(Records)
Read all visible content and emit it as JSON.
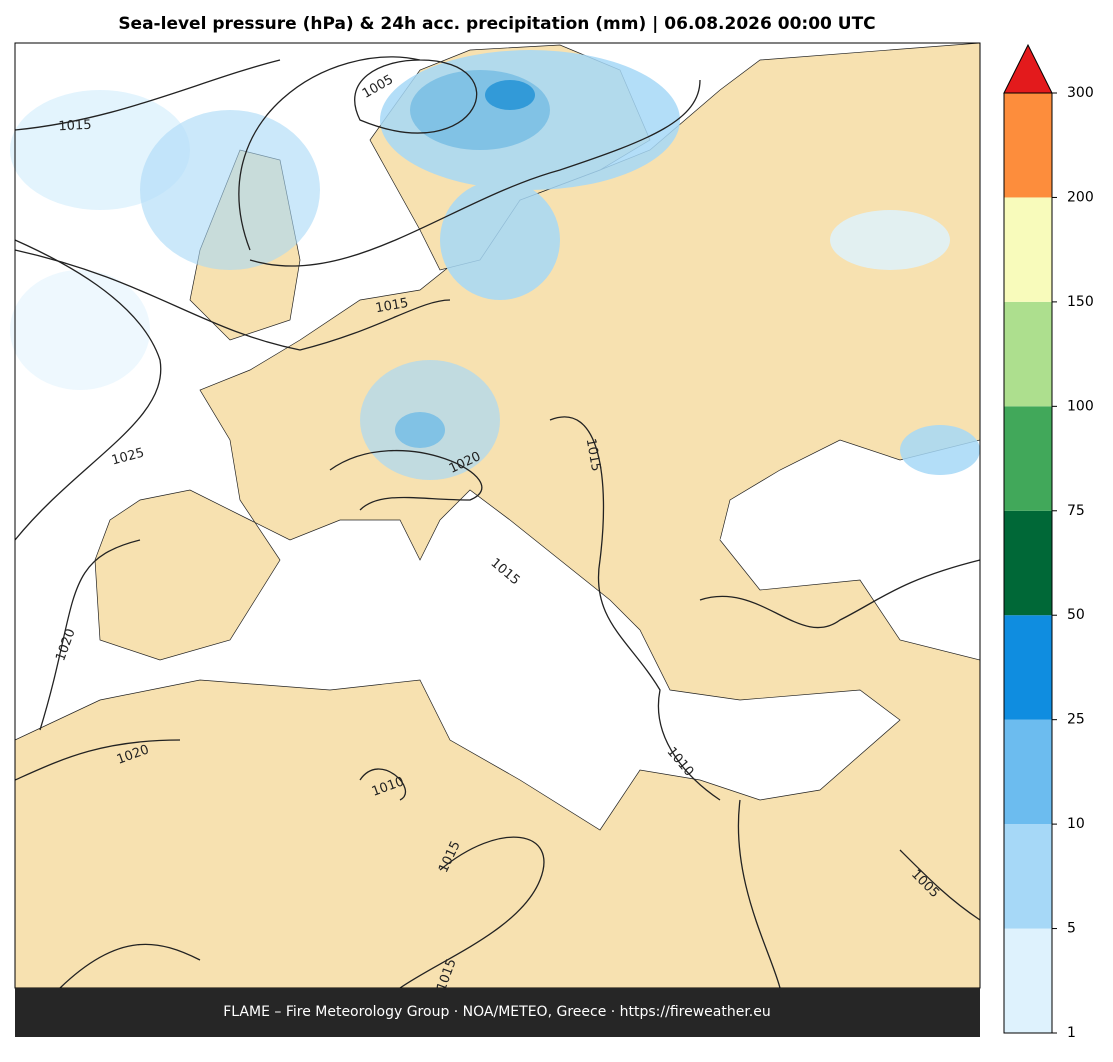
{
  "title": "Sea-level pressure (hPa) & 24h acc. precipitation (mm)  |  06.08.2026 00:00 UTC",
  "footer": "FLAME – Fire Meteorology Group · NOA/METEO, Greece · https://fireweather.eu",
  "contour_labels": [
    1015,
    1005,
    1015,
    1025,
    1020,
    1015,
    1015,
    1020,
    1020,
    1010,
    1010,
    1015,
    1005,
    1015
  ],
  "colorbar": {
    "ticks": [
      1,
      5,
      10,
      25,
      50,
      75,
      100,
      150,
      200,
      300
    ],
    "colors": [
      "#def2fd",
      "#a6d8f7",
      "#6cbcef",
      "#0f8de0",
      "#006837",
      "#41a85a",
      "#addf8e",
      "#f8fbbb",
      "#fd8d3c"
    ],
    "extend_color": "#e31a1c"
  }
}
--
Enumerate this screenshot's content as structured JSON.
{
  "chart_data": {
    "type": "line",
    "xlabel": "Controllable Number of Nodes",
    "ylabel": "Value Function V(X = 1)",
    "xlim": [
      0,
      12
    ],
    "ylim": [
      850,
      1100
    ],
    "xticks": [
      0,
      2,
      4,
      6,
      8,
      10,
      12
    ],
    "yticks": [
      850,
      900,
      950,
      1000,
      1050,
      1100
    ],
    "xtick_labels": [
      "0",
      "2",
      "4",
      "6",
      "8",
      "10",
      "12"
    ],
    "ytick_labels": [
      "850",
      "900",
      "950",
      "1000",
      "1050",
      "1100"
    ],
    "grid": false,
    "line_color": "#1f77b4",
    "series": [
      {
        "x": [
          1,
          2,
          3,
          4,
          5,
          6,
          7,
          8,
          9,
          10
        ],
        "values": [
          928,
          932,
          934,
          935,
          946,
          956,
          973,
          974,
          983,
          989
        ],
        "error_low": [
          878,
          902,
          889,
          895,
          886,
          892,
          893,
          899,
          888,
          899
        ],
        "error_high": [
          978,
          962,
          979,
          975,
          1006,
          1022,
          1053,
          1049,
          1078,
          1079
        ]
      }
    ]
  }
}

* [Problem requirements]: Return each line of the data that contains the string "JSON".

* [Final result]:
Read all visible content and emit it as JSON.
Enumerate this screenshot's content as structured JSON.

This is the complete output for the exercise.